→ **THE TASK**: Pull out every line containing the string "والے".

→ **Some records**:
.....
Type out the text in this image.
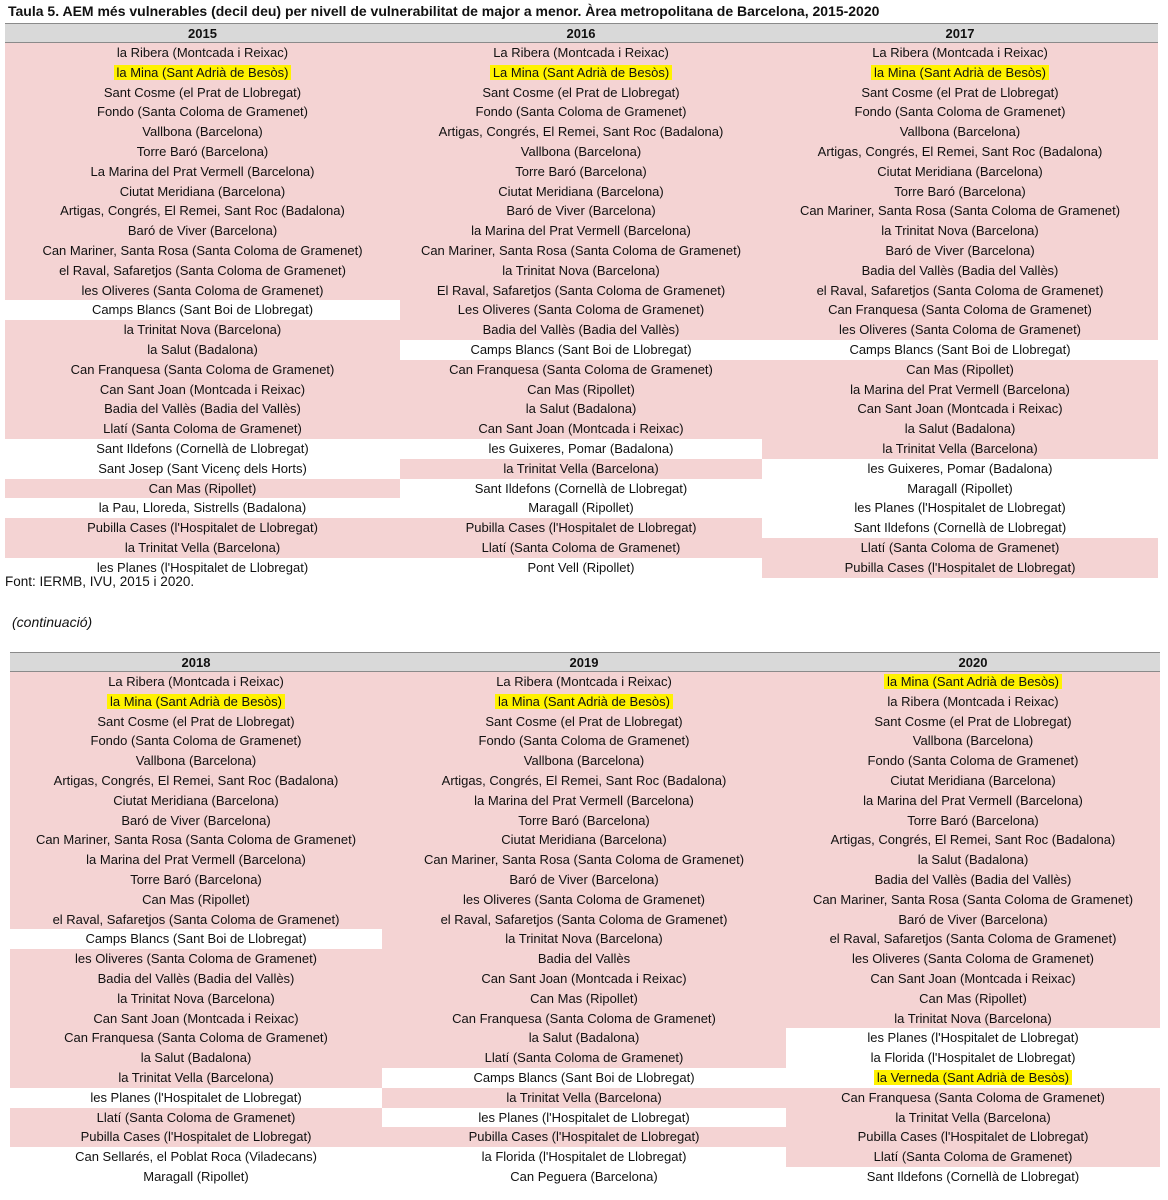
Taula 5. AEM més vulnerables (decil deu) per nivell de vulnerabilitat de major a menor. Àrea metropolitana de Barcelona, 2015-2020
2015
la Ribera (Montcada i Reixac)
la Mina (Sant Adrià de Besòs)
Sant Cosme (el Prat de Llobregat)
Fondo (Santa Coloma de Gramenet)
Vallbona (Barcelona)
Torre Baró (Barcelona)
La Marina del Prat Vermell (Barcelona)
Ciutat Meridiana (Barcelona)
Artigas, Congrés, El Remei, Sant Roc (Badalona)
Baró de Viver (Barcelona)
Can Mariner, Santa Rosa (Santa Coloma de Gramenet)
el Raval, Safaretjos (Santa Coloma de Gramenet)
les Oliveres (Santa Coloma de Gramenet)
Camps Blancs (Sant Boi de Llobregat)
la Trinitat Nova (Barcelona)
la Salut (Badalona)
Can Franquesa (Santa Coloma de Gramenet)
Can Sant Joan (Montcada i Reixac)
Badia del Vallès (Badia del Vallès)
Llatí (Santa Coloma de Gramenet)
Sant Ildefons (Cornellà de Llobregat)
Sant Josep (Sant Vicenç dels Horts)
Can Mas (Ripollet)
la Pau, Lloreda, Sistrells (Badalona)
Pubilla Cases (l'Hospitalet de Llobregat)
la Trinitat Vella (Barcelona)
les Planes (l'Hospitalet de Llobregat)
2016
La Ribera (Montcada i Reixac)
La Mina (Sant Adrià de Besòs)
Sant Cosme (el Prat de Llobregat)
Fondo (Santa Coloma de Gramenet)
Artigas, Congrés, El Remei, Sant Roc (Badalona)
Vallbona (Barcelona)
Torre Baró (Barcelona)
Ciutat Meridiana (Barcelona)
Baró de Viver (Barcelona)
la Marina del Prat Vermell (Barcelona)
Can Mariner, Santa Rosa (Santa Coloma de Gramenet)
la Trinitat Nova (Barcelona)
El Raval, Safaretjos (Santa Coloma de Gramenet)
Les Oliveres (Santa Coloma de Gramenet)
Badia del Vallès (Badia del Vallès)
Camps Blancs (Sant Boi de Llobregat)
Can Franquesa (Santa Coloma de Gramenet)
Can Mas (Ripollet)
la Salut (Badalona)
Can Sant Joan (Montcada i Reixac)
les Guixeres, Pomar (Badalona)
la Trinitat Vella (Barcelona)
Sant Ildefons (Cornellà de Llobregat)
Maragall (Ripollet)
Pubilla Cases (l'Hospitalet de Llobregat)
Llatí (Santa Coloma de Gramenet)
Pont Vell (Ripollet)
2017
La Ribera (Montcada i Reixac)
la Mina (Sant Adrià de Besòs)
Sant Cosme (el Prat de Llobregat)
Fondo (Santa Coloma de Gramenet)
Vallbona (Barcelona)
Artigas, Congrés, El Remei, Sant Roc (Badalona)
Ciutat Meridiana (Barcelona)
Torre Baró (Barcelona)
Can Mariner, Santa Rosa (Santa Coloma de Gramenet)
la Trinitat Nova (Barcelona)
Baró de Viver (Barcelona)
Badia del Vallès (Badia del Vallès)
el Raval, Safaretjos (Santa Coloma de Gramenet)
Can Franquesa (Santa Coloma de Gramenet)
les Oliveres (Santa Coloma de Gramenet)
Camps Blancs (Sant Boi de Llobregat)
Can Mas (Ripollet)
la Marina del Prat Vermell (Barcelona)
Can Sant Joan (Montcada i Reixac)
la Salut (Badalona)
la Trinitat Vella (Barcelona)
les Guixeres, Pomar (Badalona)
Maragall (Ripollet)
les Planes (l'Hospitalet de Llobregat)
Sant Ildefons (Cornellà de Llobregat)
Llatí (Santa Coloma de Gramenet)
Pubilla Cases (l'Hospitalet de Llobregat)
Font: IERMB, IVU, 2015 i 2020.
(continuació)
2018
La Ribera (Montcada i Reixac)
la Mina (Sant Adrià de Besòs)
Sant Cosme (el Prat de Llobregat)
Fondo (Santa Coloma de Gramenet)
Vallbona (Barcelona)
Artigas, Congrés, El Remei, Sant Roc (Badalona)
Ciutat Meridiana (Barcelona)
Baró de Viver (Barcelona)
Can Mariner, Santa Rosa (Santa Coloma de Gramenet)
la Marina del Prat Vermell (Barcelona)
Torre Baró (Barcelona)
Can Mas (Ripollet)
el Raval, Safaretjos (Santa Coloma de Gramenet)
Camps Blancs (Sant Boi de Llobregat)
les Oliveres (Santa Coloma de Gramenet)
Badia del Vallès (Badia del Vallès)
la Trinitat Nova (Barcelona)
Can Sant Joan (Montcada i Reixac)
Can Franquesa (Santa Coloma de Gramenet)
la Salut (Badalona)
la Trinitat Vella (Barcelona)
les Planes (l'Hospitalet de Llobregat)
Llatí (Santa Coloma de Gramenet)
Pubilla Cases (l'Hospitalet de Llobregat)
Can Sellarés, el Poblat Roca (Viladecans)
Maragall (Ripollet)
2019
La Ribera (Montcada i Reixac)
la Mina (Sant Adrià de Besòs)
Sant Cosme (el Prat de Llobregat)
Fondo (Santa Coloma de Gramenet)
Vallbona (Barcelona)
Artigas, Congrés, El Remei, Sant Roc (Badalona)
la Marina del Prat Vermell (Barcelona)
Torre Baró (Barcelona)
Ciutat Meridiana (Barcelona)
Can Mariner, Santa Rosa (Santa Coloma de Gramenet)
Baró de Viver (Barcelona)
les Oliveres (Santa Coloma de Gramenet)
el Raval, Safaretjos (Santa Coloma de Gramenet)
la Trinitat Nova (Barcelona)
Badia del Vallès
Can Sant Joan (Montcada i Reixac)
Can Mas (Ripollet)
Can Franquesa (Santa Coloma de Gramenet)
la Salut (Badalona)
Llatí (Santa Coloma de Gramenet)
Camps Blancs (Sant Boi de Llobregat)
la Trinitat Vella (Barcelona)
les Planes (l'Hospitalet de Llobregat)
Pubilla Cases (l'Hospitalet de Llobregat)
la Florida (l'Hospitalet de Llobregat)
Can Peguera (Barcelona)
2020
la Mina (Sant Adrià de Besòs)
la Ribera (Montcada i Reixac)
Sant Cosme (el Prat de Llobregat)
Vallbona (Barcelona)
Fondo (Santa Coloma de Gramenet)
Ciutat Meridiana (Barcelona)
la Marina del Prat Vermell (Barcelona)
Torre Baró (Barcelona)
Artigas, Congrés, El Remei, Sant Roc (Badalona)
la Salut (Badalona)
Badia del Vallès (Badia del Vallès)
Can Mariner, Santa Rosa (Santa Coloma de Gramenet)
Baró de Viver (Barcelona)
el Raval, Safaretjos (Santa Coloma de Gramenet)
les Oliveres (Santa Coloma de Gramenet)
Can Sant Joan (Montcada i Reixac)
Can Mas (Ripollet)
la Trinitat Nova (Barcelona)
les Planes (l'Hospitalet de Llobregat)
la Florida (l'Hospitalet de Llobregat)
la Verneda (Sant Adrià de Besòs)
Can Franquesa (Santa Coloma de Gramenet)
la Trinitat Vella (Barcelona)
Pubilla Cases (l'Hospitalet de Llobregat)
Llatí (Santa Coloma de Gramenet)
Sant Ildefons (Cornellà de Llobregat)
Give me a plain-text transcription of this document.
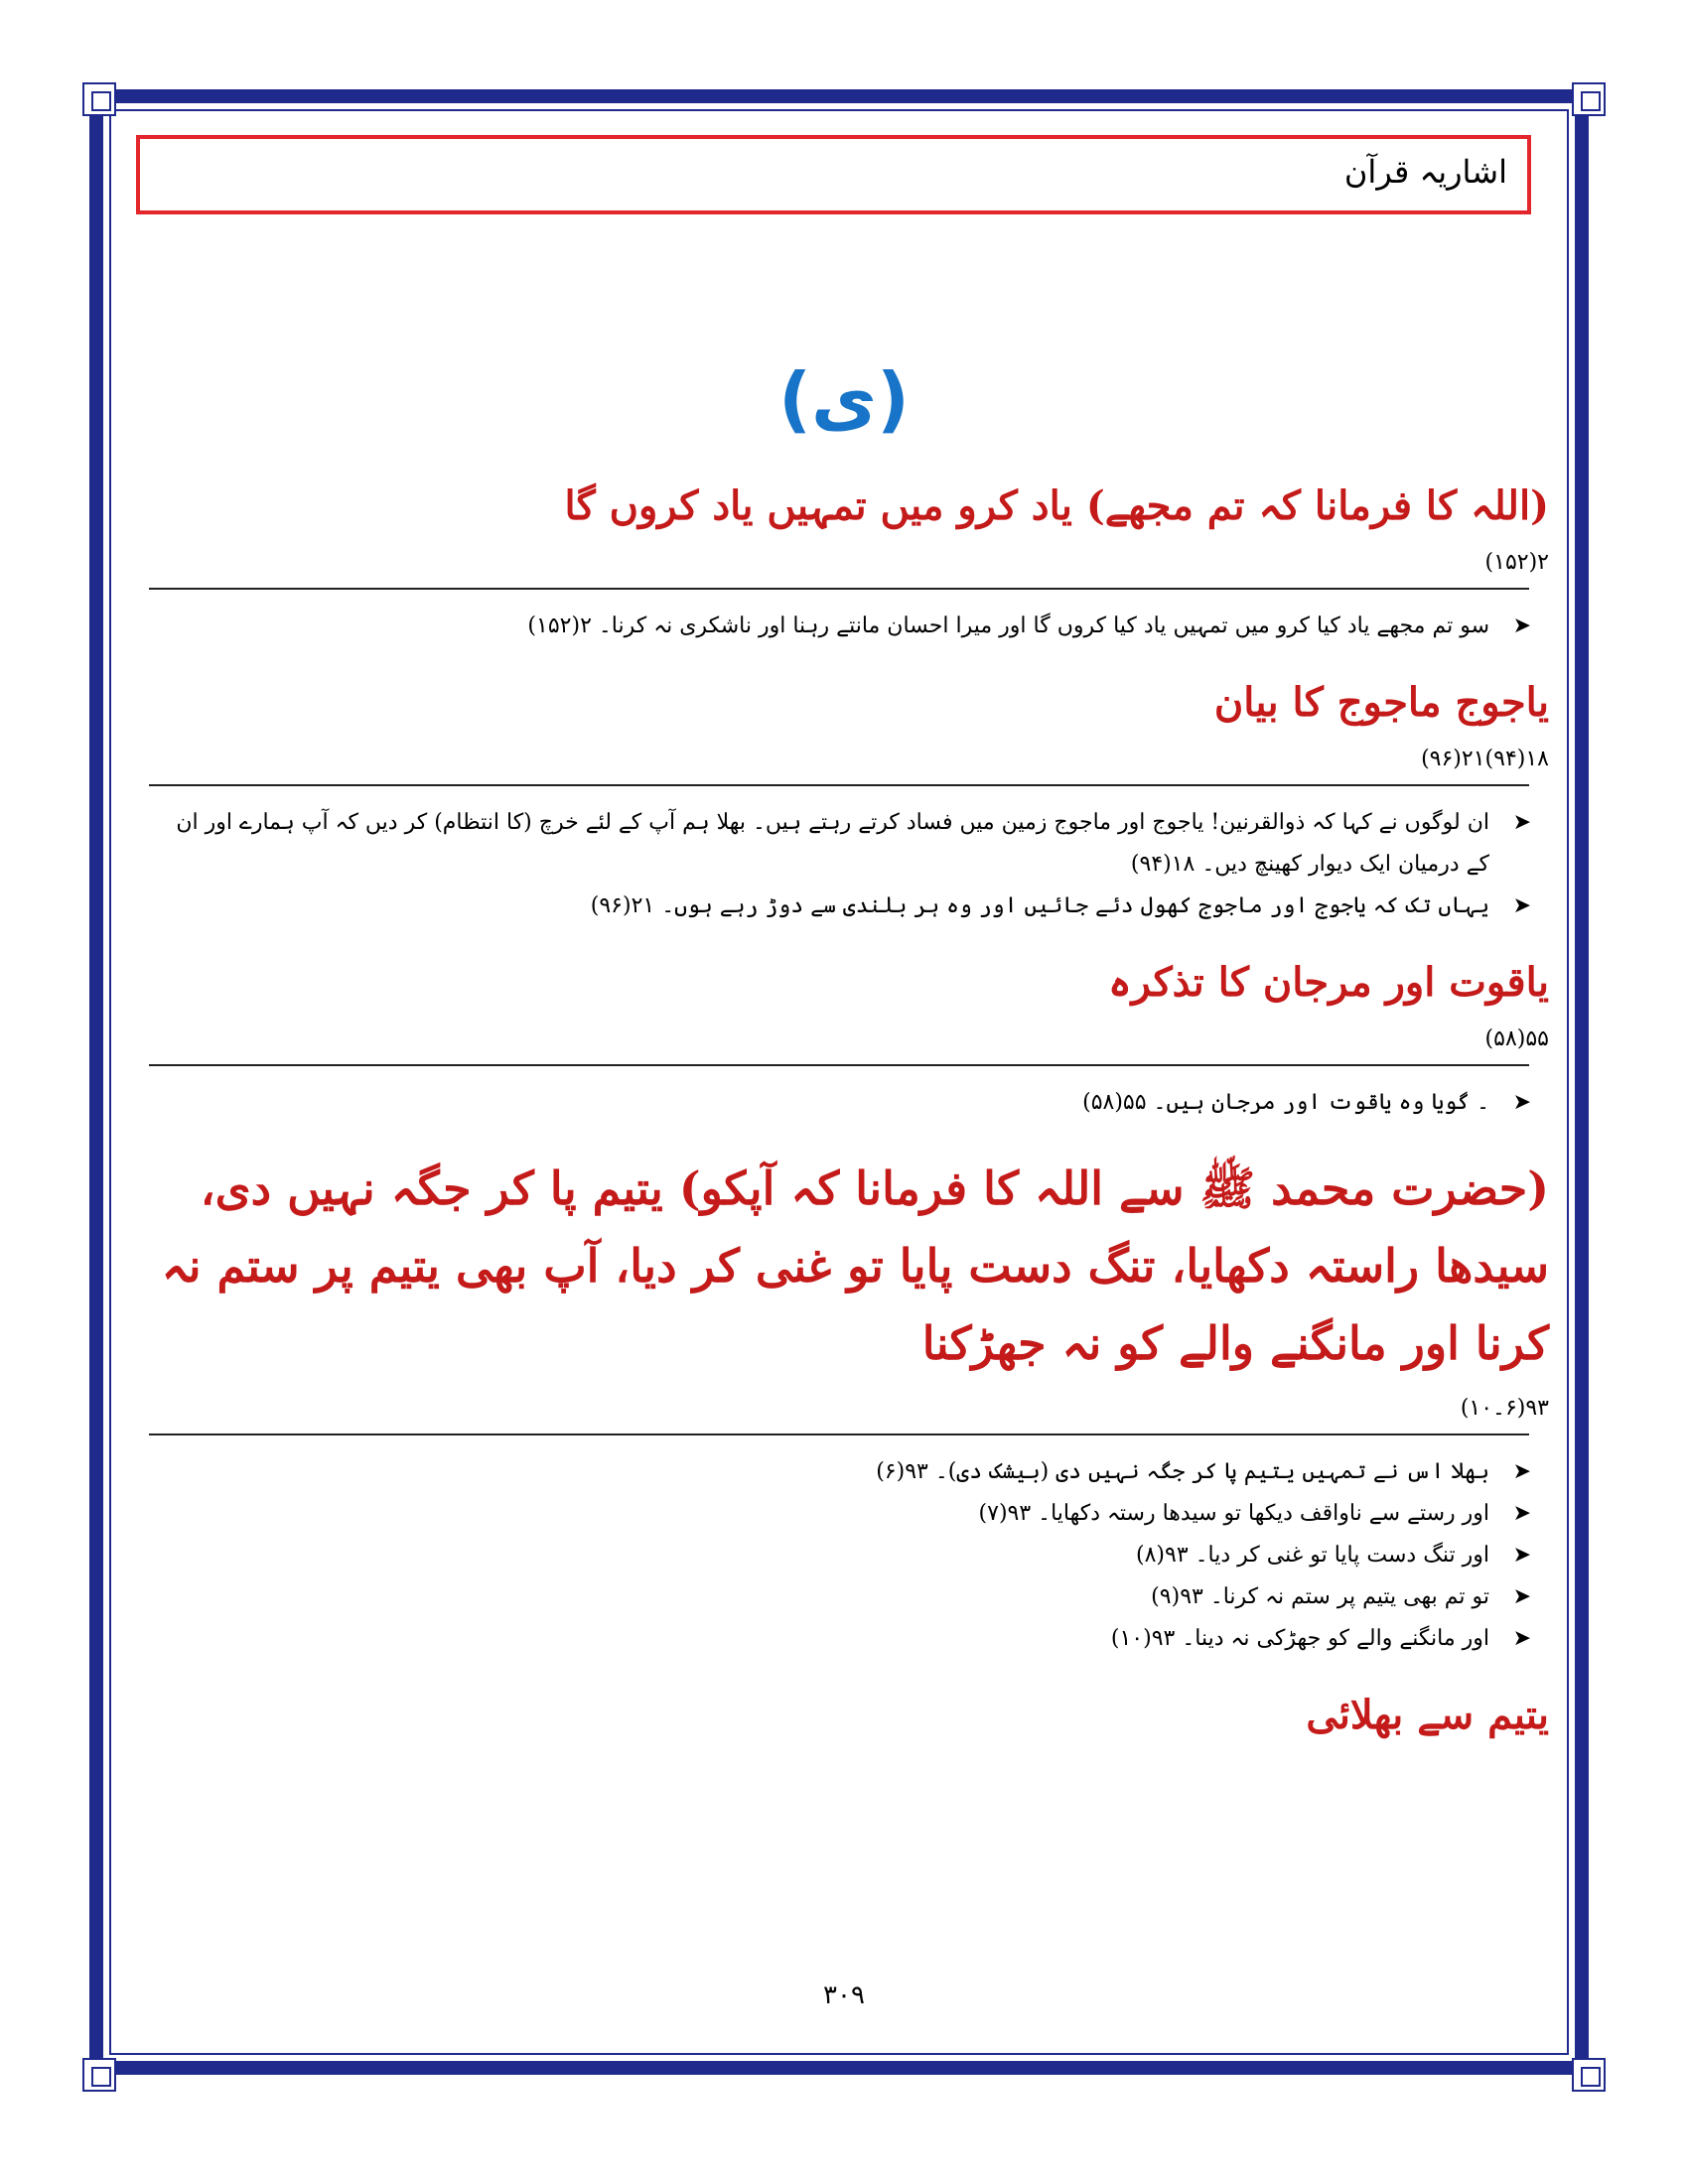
اشاریہ قرآن
(ی)
(اللہ کا فرمانا کہ تم مجھے) یاد کرو میں تمہیں یاد کروں گا
۲(۱۵۲)
➤
سو تم مجھے یاد کیا کرو میں تمہیں یاد کیا کروں گا اور میرا احسان مانتے رہنا اور ناشکری نہ کرنا۔ ۲(۱۵۲)
یاجوج ماجوج کا بیان
۱۸(۹۴)۲۱(۹۶)
➤
ان لوگوں نے کہا کہ ذوالقرنین! یاجوج اور ماجوج زمین میں فساد کرتے رہتے ہیں۔ بھلا ہم آپ کے لئے خرچ (کا انتظام) کر دیں کہ آپ ہمارے اور ان کے درمیان ایک دیوار کھینچ دیں۔ ۱۸(۹۴)
➤
یہاں تک کہ یاجوج اور ماجوج کھول دئے جائیں اور وہ ہر بلندی سے دوڑ رہے ہوں۔ ۲۱(۹۶)
یاقوت اور مرجان کا تذکرہ
۵۵(۵۸)
➤
۔ گویا وہ یاقوت اور مرجان ہیں۔ ۵۵(۵۸)
(حضرت محمد ﷺ سے اللہ کا فرمانا کہ آپکو) یتیم پا کر جگہ نہیں دی، سیدھا راستہ دکھایا، تنگ دست پایا تو غنی کر دیا، آپ بھی یتیم پر ستم نہ کرنا اور مانگنے والے کو نہ جھڑکنا
۹۳(۶۔۱۰)
➤
بھلا اس نے تمہیں یتیم پا کر جگہ نہیں دی (بیشک دی)۔ ۹۳(۶)
➤
اور رستے سے ناواقف دیکھا تو سیدھا رستہ دکھایا۔ ۹۳(۷)
➤
اور تنگ دست پایا تو غنی کر دیا۔ ۹۳(۸)
➤
تو تم بھی یتیم پر ستم نہ کرنا۔ ۹۳(۹)
➤
اور مانگنے والے کو جھڑکی نہ دینا۔ ۹۳(۱۰)
یتیم سے بھلائی
۳۰۹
.....
→ **EXERCISE RESPONSE**:
(حضرت محمد ﷺ سے اللہ کا فرمانا کہ آپکو) یتیم پا کر جگہ نہیں دی، سیدھا راستہ دکھایا، تنگ دست پایا تو غنی کر دیا، آپ بھی یتیم پر ستم نہ کرنا اور مانگنے والے کو نہ جھڑکنا
اور مانگنے والے کو جھڑکی نہ دینا۔ ۹۳(۱۰)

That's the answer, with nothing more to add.